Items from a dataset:
* * *

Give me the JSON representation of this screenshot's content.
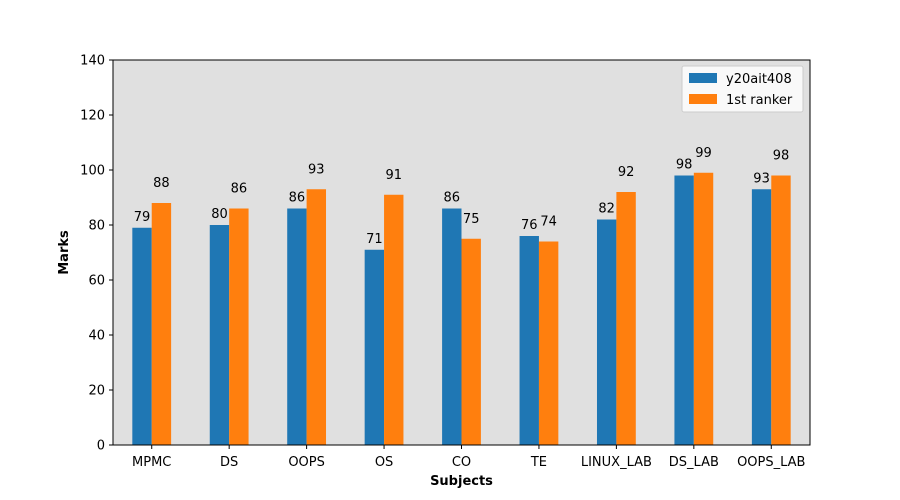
{
  "chart_data": {
    "type": "bar",
    "title": "",
    "xlabel": "Subjects",
    "ylabel": "Marks",
    "ylim": [
      0,
      140
    ],
    "yticks": [
      0,
      20,
      40,
      60,
      80,
      100,
      120,
      140
    ],
    "categories": [
      "MPMC",
      "DS",
      "OOPS",
      "OS",
      "CO",
      "TE",
      "LINUX_LAB",
      "DS_LAB",
      "OOPS_LAB"
    ],
    "series": [
      {
        "name": "y20ait408",
        "color": "#1f77b4",
        "values": [
          79,
          80,
          86,
          71,
          86,
          76,
          82,
          98,
          93
        ]
      },
      {
        "name": "1st ranker",
        "color": "#ff7f0e",
        "values": [
          88,
          86,
          93,
          91,
          75,
          74,
          92,
          99,
          98
        ]
      }
    ],
    "legend": {
      "position": "top-right"
    },
    "plot_background": "#e0e0e0",
    "grid": false,
    "show_data_labels": true
  }
}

* * *

Repeat each entry exactly. Pictures do not belong in the copy.

Answer for the task:
Give me the JSON representation of this screenshot's content.
{
  "chart_data": {
    "type": "bar",
    "title": "",
    "xlabel": "Subjects",
    "ylabel": "Marks",
    "ylim": [
      0,
      140
    ],
    "yticks": [
      0,
      20,
      40,
      60,
      80,
      100,
      120,
      140
    ],
    "categories": [
      "MPMC",
      "DS",
      "OOPS",
      "OS",
      "CO",
      "TE",
      "LINUX_LAB",
      "DS_LAB",
      "OOPS_LAB"
    ],
    "series": [
      {
        "name": "y20ait408",
        "color": "#1f77b4",
        "values": [
          79,
          80,
          86,
          71,
          86,
          76,
          82,
          98,
          93
        ]
      },
      {
        "name": "1st ranker",
        "color": "#ff7f0e",
        "values": [
          88,
          86,
          93,
          91,
          75,
          74,
          92,
          99,
          98
        ]
      }
    ],
    "legend": {
      "position": "top-right"
    },
    "plot_background": "#e0e0e0",
    "grid": false,
    "show_data_labels": true
  }
}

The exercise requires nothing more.